AIM
Give only the number of lines in these records that contain the word "image".

EXCERPTED DATA
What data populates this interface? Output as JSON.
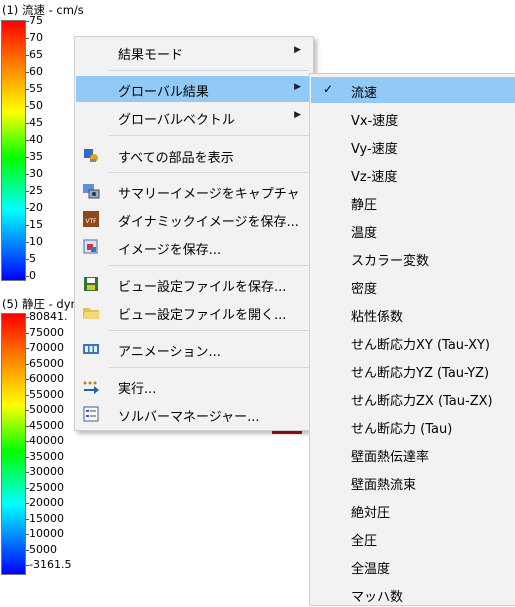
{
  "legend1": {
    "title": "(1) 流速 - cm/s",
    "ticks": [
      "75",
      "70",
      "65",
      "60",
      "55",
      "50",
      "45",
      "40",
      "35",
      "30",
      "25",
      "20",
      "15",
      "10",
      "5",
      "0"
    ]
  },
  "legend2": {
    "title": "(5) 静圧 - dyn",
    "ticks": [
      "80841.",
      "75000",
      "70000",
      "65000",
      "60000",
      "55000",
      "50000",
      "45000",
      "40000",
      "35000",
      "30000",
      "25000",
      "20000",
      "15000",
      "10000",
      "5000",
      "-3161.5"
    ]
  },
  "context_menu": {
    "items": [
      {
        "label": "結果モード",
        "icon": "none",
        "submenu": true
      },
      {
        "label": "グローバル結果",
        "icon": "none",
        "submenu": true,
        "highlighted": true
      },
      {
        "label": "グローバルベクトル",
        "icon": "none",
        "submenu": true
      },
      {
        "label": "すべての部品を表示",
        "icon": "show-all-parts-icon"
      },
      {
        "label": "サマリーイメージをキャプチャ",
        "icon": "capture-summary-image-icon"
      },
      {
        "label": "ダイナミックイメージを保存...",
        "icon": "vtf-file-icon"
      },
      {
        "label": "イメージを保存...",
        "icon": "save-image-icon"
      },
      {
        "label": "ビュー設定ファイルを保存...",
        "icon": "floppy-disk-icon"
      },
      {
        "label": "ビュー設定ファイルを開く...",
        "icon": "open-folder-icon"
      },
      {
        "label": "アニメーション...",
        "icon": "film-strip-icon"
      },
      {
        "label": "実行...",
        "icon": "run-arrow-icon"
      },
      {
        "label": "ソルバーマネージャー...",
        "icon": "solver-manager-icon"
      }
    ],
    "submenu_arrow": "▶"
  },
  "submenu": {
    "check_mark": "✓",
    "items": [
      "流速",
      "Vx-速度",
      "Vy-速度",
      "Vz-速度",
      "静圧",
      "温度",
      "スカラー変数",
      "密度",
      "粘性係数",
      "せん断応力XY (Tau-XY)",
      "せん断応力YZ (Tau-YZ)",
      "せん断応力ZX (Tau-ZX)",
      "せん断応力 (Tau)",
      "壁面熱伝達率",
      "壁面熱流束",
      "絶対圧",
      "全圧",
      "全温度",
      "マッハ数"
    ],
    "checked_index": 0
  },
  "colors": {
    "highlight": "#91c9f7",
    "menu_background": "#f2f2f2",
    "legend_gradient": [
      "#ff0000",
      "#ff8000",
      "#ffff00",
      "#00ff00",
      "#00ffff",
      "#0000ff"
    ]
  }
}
* * *
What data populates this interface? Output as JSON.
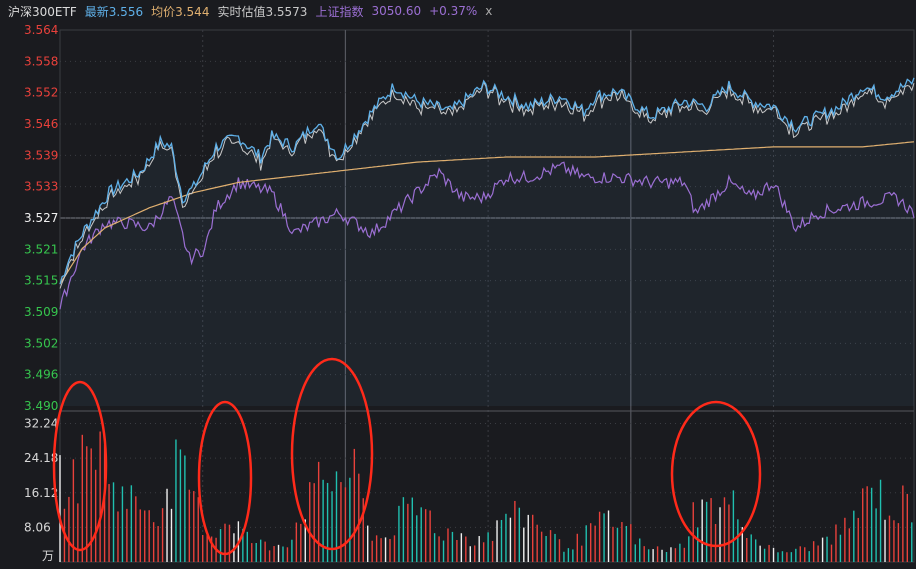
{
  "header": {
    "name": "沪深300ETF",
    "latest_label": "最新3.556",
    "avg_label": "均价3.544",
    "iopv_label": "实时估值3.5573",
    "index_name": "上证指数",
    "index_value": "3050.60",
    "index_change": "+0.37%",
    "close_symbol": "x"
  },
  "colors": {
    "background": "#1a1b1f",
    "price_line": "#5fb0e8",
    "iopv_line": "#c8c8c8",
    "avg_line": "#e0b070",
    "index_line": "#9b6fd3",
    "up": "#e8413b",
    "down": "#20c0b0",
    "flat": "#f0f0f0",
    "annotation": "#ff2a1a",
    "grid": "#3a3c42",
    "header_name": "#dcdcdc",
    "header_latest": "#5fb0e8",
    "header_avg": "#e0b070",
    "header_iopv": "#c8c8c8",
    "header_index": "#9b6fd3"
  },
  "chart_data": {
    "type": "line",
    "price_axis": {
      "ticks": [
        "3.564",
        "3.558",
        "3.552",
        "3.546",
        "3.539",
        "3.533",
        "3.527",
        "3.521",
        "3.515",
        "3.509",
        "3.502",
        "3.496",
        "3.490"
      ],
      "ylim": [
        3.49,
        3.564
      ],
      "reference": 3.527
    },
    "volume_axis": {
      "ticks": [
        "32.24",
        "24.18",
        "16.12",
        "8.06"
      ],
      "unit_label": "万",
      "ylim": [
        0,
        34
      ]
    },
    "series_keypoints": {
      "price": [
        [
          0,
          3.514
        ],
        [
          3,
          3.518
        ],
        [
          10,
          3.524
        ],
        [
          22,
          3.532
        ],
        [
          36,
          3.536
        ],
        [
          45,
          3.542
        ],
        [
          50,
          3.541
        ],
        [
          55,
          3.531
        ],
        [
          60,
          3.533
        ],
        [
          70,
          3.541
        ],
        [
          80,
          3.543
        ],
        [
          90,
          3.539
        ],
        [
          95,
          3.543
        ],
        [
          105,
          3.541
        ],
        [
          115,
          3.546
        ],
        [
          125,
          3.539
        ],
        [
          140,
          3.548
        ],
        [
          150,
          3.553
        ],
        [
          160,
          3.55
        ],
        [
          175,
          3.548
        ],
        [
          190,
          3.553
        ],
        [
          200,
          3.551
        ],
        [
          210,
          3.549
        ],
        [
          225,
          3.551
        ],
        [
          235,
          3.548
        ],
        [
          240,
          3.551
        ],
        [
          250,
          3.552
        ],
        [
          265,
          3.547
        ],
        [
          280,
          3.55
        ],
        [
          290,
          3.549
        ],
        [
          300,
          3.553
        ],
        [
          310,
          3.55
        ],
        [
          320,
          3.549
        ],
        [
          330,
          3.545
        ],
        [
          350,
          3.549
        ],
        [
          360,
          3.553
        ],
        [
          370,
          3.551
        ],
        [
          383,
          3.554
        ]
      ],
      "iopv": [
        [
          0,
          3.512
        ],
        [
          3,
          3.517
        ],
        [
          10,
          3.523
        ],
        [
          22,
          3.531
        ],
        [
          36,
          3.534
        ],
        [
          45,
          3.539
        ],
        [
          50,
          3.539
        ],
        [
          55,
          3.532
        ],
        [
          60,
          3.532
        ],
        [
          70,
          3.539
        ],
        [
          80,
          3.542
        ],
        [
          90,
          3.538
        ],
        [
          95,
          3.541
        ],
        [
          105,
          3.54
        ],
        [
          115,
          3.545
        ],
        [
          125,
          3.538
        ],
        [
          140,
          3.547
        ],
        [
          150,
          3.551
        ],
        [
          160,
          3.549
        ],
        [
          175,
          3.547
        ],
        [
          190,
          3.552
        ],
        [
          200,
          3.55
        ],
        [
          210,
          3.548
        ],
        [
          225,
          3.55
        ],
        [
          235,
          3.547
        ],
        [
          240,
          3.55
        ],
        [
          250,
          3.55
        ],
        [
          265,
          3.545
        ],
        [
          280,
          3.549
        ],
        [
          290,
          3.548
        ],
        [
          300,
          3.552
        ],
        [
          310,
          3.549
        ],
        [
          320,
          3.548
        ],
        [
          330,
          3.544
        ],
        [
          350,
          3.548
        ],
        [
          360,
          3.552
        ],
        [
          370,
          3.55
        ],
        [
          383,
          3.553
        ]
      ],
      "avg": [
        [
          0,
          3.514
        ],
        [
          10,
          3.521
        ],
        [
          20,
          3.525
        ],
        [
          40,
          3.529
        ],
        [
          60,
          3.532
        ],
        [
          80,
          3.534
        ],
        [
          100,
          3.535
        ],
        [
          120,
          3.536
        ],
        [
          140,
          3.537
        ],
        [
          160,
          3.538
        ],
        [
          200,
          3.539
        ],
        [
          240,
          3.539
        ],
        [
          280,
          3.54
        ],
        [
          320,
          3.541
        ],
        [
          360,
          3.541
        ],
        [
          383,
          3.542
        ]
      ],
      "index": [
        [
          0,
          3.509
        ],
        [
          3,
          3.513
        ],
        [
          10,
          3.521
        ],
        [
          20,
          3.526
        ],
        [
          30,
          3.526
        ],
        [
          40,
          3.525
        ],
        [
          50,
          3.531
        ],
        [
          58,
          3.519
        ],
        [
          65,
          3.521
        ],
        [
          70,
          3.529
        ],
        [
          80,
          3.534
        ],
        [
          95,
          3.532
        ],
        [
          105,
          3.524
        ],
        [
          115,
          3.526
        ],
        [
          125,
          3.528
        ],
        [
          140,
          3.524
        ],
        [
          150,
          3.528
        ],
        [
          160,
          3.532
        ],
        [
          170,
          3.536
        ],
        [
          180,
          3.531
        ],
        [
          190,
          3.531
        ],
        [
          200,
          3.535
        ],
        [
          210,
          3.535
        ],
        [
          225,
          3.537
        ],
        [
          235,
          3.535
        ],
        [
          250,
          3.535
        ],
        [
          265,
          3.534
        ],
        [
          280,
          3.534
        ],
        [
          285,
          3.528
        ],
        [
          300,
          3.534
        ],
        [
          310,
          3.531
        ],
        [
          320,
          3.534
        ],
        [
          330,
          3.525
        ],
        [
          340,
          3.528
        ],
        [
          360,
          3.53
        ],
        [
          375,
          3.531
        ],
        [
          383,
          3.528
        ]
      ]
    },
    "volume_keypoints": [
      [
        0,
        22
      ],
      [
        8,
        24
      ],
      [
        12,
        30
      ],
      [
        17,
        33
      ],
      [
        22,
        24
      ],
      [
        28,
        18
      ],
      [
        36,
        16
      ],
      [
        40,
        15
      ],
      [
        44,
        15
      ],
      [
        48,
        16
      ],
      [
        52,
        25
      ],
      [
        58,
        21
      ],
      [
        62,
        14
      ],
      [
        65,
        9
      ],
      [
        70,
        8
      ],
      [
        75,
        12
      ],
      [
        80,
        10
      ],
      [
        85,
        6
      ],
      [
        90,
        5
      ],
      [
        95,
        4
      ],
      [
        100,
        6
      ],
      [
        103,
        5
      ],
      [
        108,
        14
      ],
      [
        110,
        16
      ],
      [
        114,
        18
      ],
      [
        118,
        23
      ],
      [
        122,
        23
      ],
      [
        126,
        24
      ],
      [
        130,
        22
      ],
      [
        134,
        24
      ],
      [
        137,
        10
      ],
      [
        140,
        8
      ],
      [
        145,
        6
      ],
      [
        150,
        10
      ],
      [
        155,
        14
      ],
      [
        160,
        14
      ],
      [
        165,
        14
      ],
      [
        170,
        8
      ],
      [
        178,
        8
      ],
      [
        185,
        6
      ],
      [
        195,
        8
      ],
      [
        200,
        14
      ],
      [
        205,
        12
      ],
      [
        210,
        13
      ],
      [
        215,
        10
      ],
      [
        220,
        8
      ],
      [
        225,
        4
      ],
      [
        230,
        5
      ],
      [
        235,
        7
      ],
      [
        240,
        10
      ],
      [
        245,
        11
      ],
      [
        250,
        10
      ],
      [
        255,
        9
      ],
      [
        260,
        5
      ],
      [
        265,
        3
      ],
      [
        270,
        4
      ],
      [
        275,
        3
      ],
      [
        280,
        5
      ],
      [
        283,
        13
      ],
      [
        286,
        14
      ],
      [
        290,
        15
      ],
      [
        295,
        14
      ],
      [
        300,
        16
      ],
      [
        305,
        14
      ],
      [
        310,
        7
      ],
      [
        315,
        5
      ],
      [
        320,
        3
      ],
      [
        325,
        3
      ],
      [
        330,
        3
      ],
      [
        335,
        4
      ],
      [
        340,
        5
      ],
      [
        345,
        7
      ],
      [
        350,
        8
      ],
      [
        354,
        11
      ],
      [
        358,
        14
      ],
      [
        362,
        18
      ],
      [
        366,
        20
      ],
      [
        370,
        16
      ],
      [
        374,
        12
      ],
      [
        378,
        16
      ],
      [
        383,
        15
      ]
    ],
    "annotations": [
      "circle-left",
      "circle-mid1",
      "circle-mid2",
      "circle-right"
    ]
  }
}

ANSWER TO THIS TASK
2